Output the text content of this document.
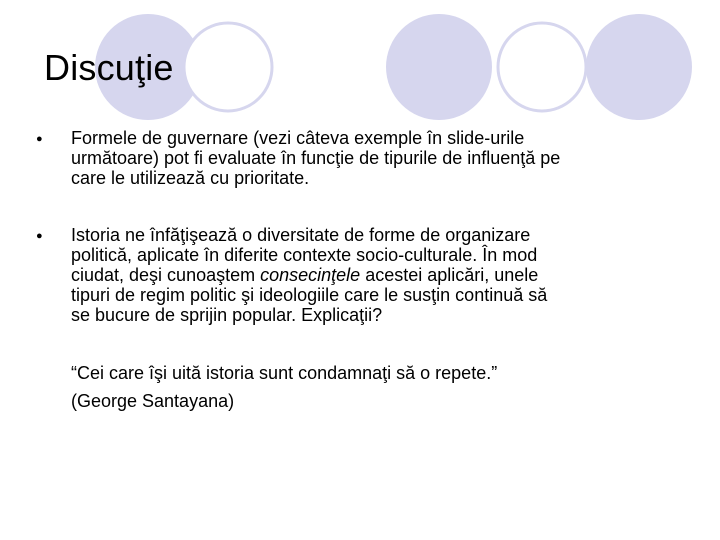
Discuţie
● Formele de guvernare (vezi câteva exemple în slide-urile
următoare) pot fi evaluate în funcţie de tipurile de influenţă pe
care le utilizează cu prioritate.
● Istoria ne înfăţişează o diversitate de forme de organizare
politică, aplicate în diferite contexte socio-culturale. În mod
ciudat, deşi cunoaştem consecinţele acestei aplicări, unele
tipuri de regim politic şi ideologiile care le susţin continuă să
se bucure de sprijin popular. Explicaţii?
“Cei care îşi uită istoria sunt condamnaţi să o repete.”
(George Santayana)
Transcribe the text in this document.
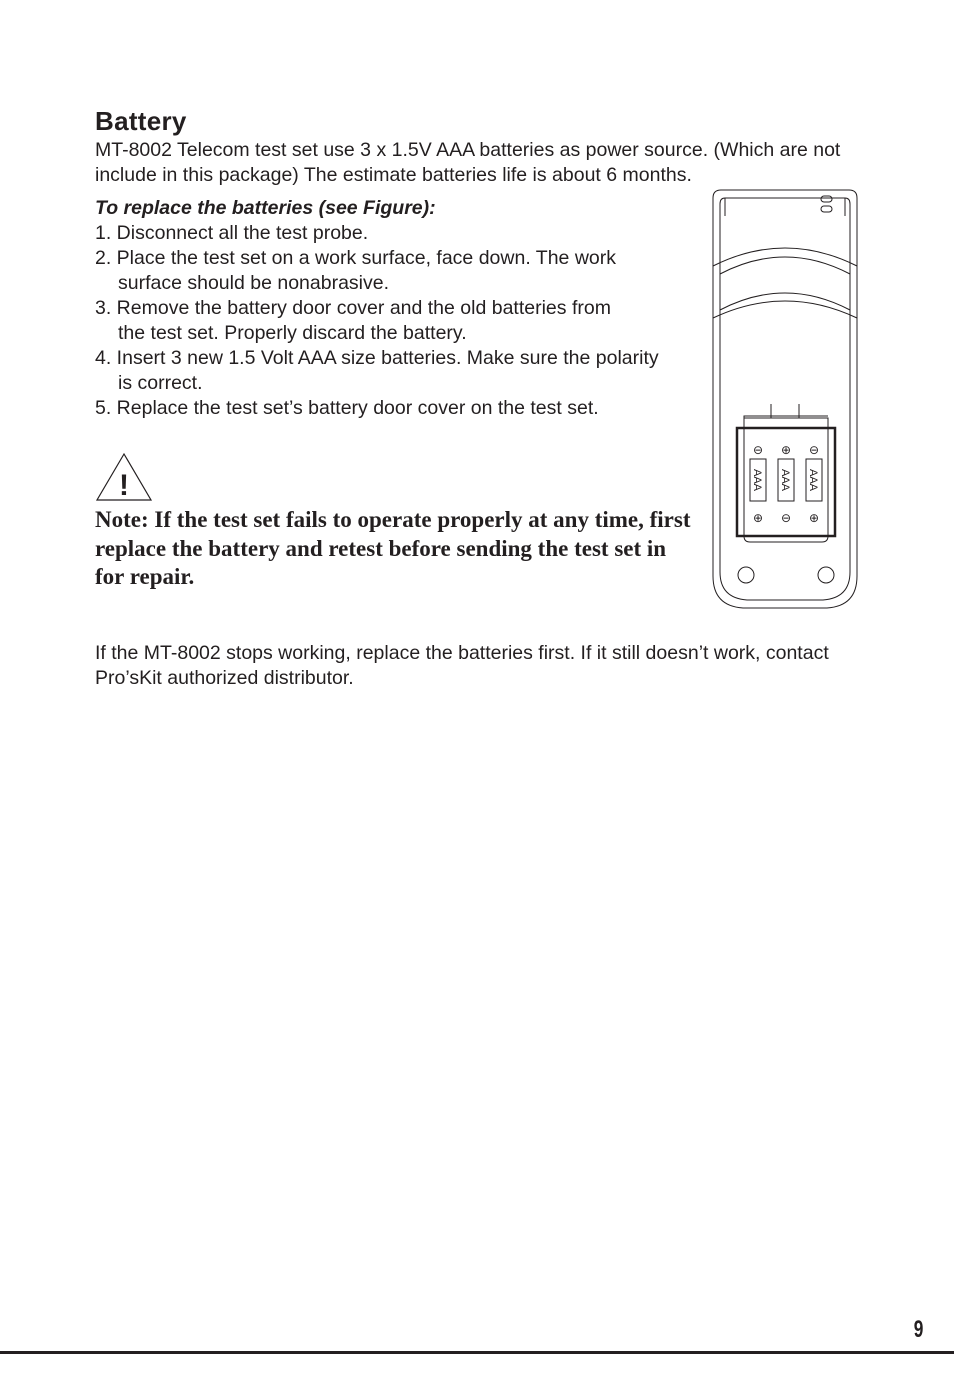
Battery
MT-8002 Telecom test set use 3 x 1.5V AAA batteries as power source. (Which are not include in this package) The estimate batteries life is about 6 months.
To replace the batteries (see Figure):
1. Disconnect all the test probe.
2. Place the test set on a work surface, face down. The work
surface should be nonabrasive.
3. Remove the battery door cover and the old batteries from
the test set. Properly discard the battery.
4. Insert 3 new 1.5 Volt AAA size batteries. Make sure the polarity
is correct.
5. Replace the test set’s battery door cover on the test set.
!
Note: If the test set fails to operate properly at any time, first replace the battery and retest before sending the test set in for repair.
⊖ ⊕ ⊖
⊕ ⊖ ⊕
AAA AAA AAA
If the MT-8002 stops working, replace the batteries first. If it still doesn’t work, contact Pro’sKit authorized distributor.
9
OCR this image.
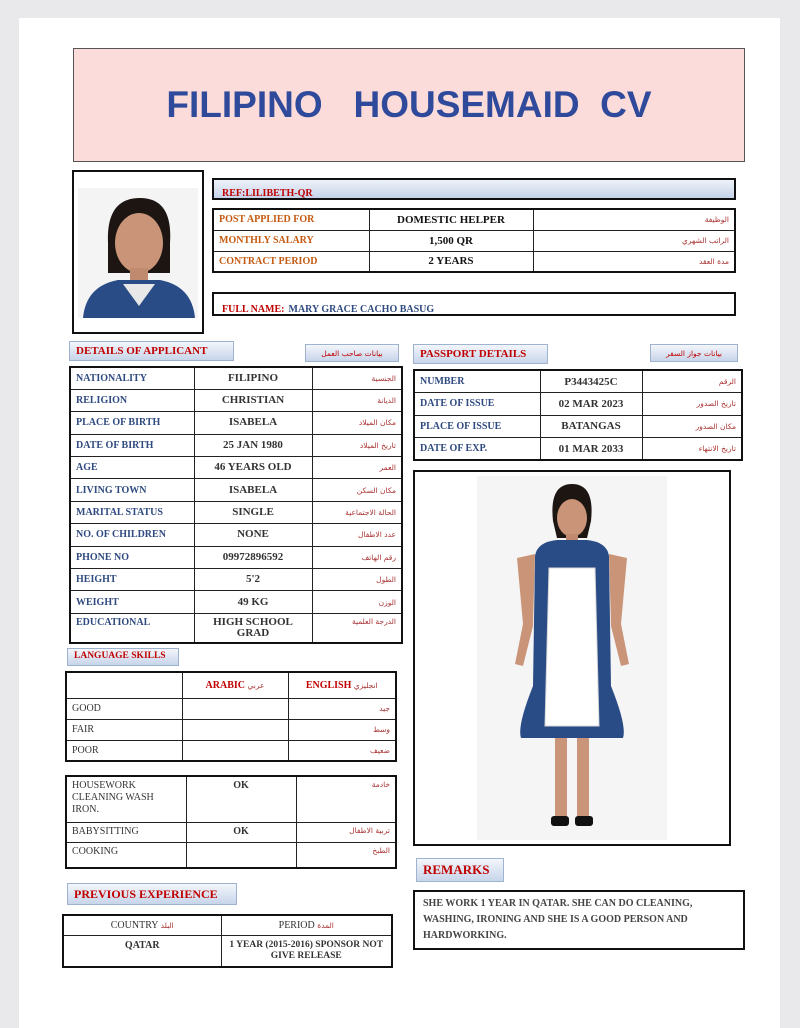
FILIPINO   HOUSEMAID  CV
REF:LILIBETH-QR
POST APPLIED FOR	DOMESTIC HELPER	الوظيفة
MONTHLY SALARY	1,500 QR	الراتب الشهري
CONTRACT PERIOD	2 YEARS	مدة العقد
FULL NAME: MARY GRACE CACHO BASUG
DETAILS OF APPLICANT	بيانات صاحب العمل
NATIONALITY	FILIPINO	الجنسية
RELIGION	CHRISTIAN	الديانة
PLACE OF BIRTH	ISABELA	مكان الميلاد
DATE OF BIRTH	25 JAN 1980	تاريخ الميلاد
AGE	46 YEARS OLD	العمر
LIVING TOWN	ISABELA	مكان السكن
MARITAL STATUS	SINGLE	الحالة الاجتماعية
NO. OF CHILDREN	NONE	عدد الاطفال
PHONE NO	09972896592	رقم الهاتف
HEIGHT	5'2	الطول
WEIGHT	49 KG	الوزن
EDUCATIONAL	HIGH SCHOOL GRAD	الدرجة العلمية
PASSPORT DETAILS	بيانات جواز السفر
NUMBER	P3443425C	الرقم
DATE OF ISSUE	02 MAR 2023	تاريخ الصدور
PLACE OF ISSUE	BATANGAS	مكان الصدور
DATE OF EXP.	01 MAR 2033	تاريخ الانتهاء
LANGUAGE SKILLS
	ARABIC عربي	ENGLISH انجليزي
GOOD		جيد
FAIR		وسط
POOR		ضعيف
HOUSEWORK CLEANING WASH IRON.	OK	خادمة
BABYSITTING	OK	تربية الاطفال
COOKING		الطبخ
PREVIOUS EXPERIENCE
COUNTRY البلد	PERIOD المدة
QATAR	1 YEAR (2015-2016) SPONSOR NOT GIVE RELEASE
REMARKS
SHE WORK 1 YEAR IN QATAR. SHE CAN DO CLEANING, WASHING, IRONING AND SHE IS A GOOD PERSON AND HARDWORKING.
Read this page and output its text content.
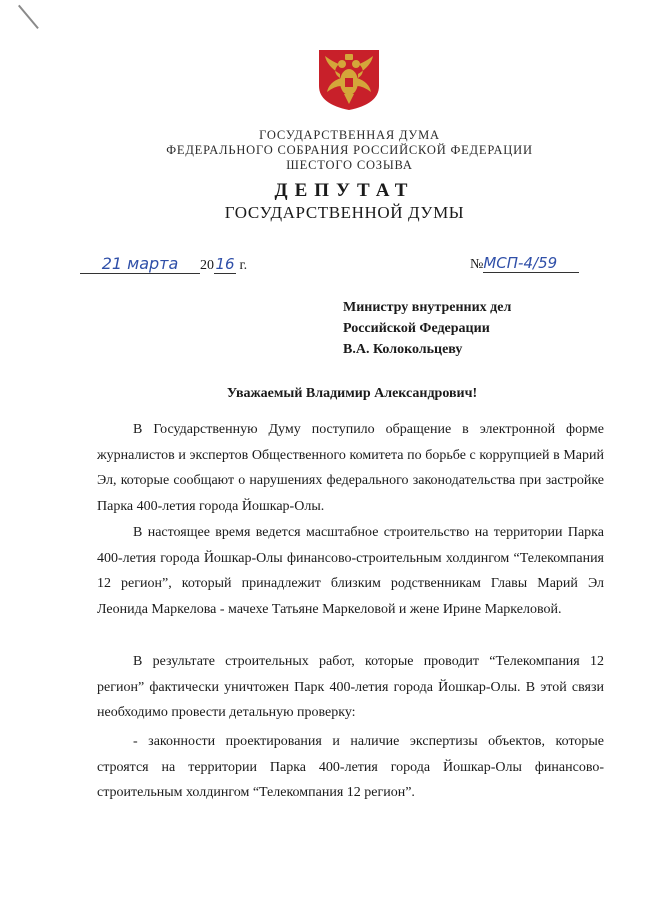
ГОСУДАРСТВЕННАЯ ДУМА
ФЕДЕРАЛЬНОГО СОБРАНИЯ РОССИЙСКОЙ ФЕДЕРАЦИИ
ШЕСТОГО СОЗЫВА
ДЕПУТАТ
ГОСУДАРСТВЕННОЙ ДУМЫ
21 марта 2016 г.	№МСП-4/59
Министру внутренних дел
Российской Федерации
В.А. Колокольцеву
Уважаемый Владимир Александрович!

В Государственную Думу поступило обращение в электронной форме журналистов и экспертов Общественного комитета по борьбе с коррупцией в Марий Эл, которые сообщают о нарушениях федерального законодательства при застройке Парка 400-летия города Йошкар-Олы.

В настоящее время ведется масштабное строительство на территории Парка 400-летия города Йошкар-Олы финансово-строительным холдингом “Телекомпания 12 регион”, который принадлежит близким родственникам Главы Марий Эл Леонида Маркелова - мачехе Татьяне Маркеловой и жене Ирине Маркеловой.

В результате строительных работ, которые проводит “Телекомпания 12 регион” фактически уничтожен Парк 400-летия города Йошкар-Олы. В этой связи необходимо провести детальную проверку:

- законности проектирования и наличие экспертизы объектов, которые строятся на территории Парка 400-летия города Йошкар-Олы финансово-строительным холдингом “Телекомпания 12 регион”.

= = = = = = =

STATED PROBLEM: Reproduce all of the entries word for word, skipping any pictures they hold.

TASK ANSWER:
Output the text content of this document.
Discuţie
● Formele de guvernare (vezi câteva exemple în slide-urile
următoare) pot fi evaluate în funcţie de tipurile de influenţă pe
care le utilizează cu prioritate.
● Istoria ne înfăţişează o diversitate de forme de organizare
politică, aplicate în diferite contexte socio-culturale. În mod
ciudat, deşi cunoaştem consecinţele acestei aplicări, unele
tipuri de regim politic şi ideologiile care le susţin continuă să
se bucure de sprijin popular. Explicaţii?
“Cei care îşi uită istoria sunt condamnaţi să o repete.”
(George Santayana)
Transcribe the text in this document.
Battery
MT-8002 Telecom test set use 3 x 1.5V AAA batteries as power source. (Which are not include in this package) The estimate batteries life is about 6 months.
To replace the batteries (see Figure):
1. Disconnect all the test probe.
2. Place the test set on a work surface, face down. The work
surface should be nonabrasive.
3. Remove the battery door cover and the old batteries from
the test set. Properly discard the battery.
4. Insert 3 new 1.5 Volt AAA size batteries. Make sure the polarity
is correct.
5. Replace the test set’s battery door cover on the test set.
!
Note: If the test set fails to operate properly at any time, first replace the battery and retest before sending the test set in for repair.
⊖ ⊕ ⊖
⊕ ⊖ ⊕
AAA AAA AAA
If the MT-8002 stops working, replace the batteries first. If it still doesn’t work, contact Pro’sKit authorized distributor.
9
OCR this image.
FILIPINO   HOUSEMAID  CV
REF:LILIBETH-QR
POST APPLIED FOR	DOMESTIC HELPER	الوظيفة
MONTHLY SALARY	1,500 QR	الراتب الشهري
CONTRACT PERIOD	2 YEARS	مدة العقد
FULL NAME: MARY GRACE CACHO BASUG
DETAILS OF APPLICANT	بيانات صاحب العمل
NATIONALITY	FILIPINO	الجنسية
RELIGION	CHRISTIAN	الديانة
PLACE OF BIRTH	ISABELA	مكان الميلاد
DATE OF BIRTH	25 JAN 1980	تاريخ الميلاد
AGE	46 YEARS OLD	العمر
LIVING TOWN	ISABELA	مكان السكن
MARITAL STATUS	SINGLE	الحالة الاجتماعية
NO. OF CHILDREN	NONE	عدد الاطفال
PHONE NO	09972896592	رقم الهاتف
HEIGHT	5'2	الطول
WEIGHT	49 KG	الوزن
EDUCATIONAL	HIGH SCHOOL GRAD	الدرجة العلمية
PASSPORT DETAILS	بيانات جواز السفر
NUMBER	P3443425C	الرقم
DATE OF ISSUE	02 MAR 2023	تاريخ الصدور
PLACE OF ISSUE	BATANGAS	مكان الصدور
DATE OF EXP.	01 MAR 2033	تاريخ الانتهاء
LANGUAGE SKILLS
	ARABIC عربي	ENGLISH انجليزي
GOOD		جيد
FAIR		وسط
POOR		ضعيف
HOUSEWORK CLEANING WASH IRON.	OK	خادمة
BABYSITTING	OK	تربية الاطفال
COOKING		الطبخ
PREVIOUS EXPERIENCE
COUNTRY البلد	PERIOD المدة
QATAR	1 YEAR (2015-2016) SPONSOR NOT GIVE RELEASE
REMARKS
SHE WORK 1 YEAR IN QATAR. SHE CAN DO CLEANING, WASHING, IRONING AND SHE IS A GOOD PERSON AND HARDWORKING.
Read this page and output its text content.
ГОСУДАРСТВЕННАЯ ДУМА
ФЕДЕРАЛЬНОГО СОБРАНИЯ РОССИЙСКОЙ ФЕДЕРАЦИИ
ШЕСТОГО СОЗЫВА
ДЕПУТАТ
ГОСУДАРСТВЕННОЙ ДУМЫ
21 марта 2016 г.	№МСП-4/59
Министру внутренних дел
Российской Федерации
В.А. Колокольцеву
Уважаемый Владимир Александрович!

В Государственную Думу поступило обращение в электронной форме журналистов и экспертов Общественного комитета по борьбе с коррупцией в Марий Эл, которые сообщают о нарушениях федерального законодательства при застройке Парка 400-летия города Йошкар-Олы.

В настоящее время ведется масштабное строительство на территории Парка 400-летия города Йошкар-Олы финансово-строительным холдингом “Телекомпания 12 регион”, который принадлежит близким родственникам Главы Марий Эл Леонида Маркелова - мачехе Татьяне Маркеловой и жене Ирине Маркеловой.

В результате строительных работ, которые проводит “Телекомпания 12 регион” фактически уничтожен Парк 400-летия города Йошкар-Олы. В этой связи необходимо провести детальную проверку:

- законности проектирования и наличие экспертизы объектов, которые строятся на территории Парка 400-летия города Йошкар-Олы финансово-строительным холдингом “Телекомпания 12 регион”.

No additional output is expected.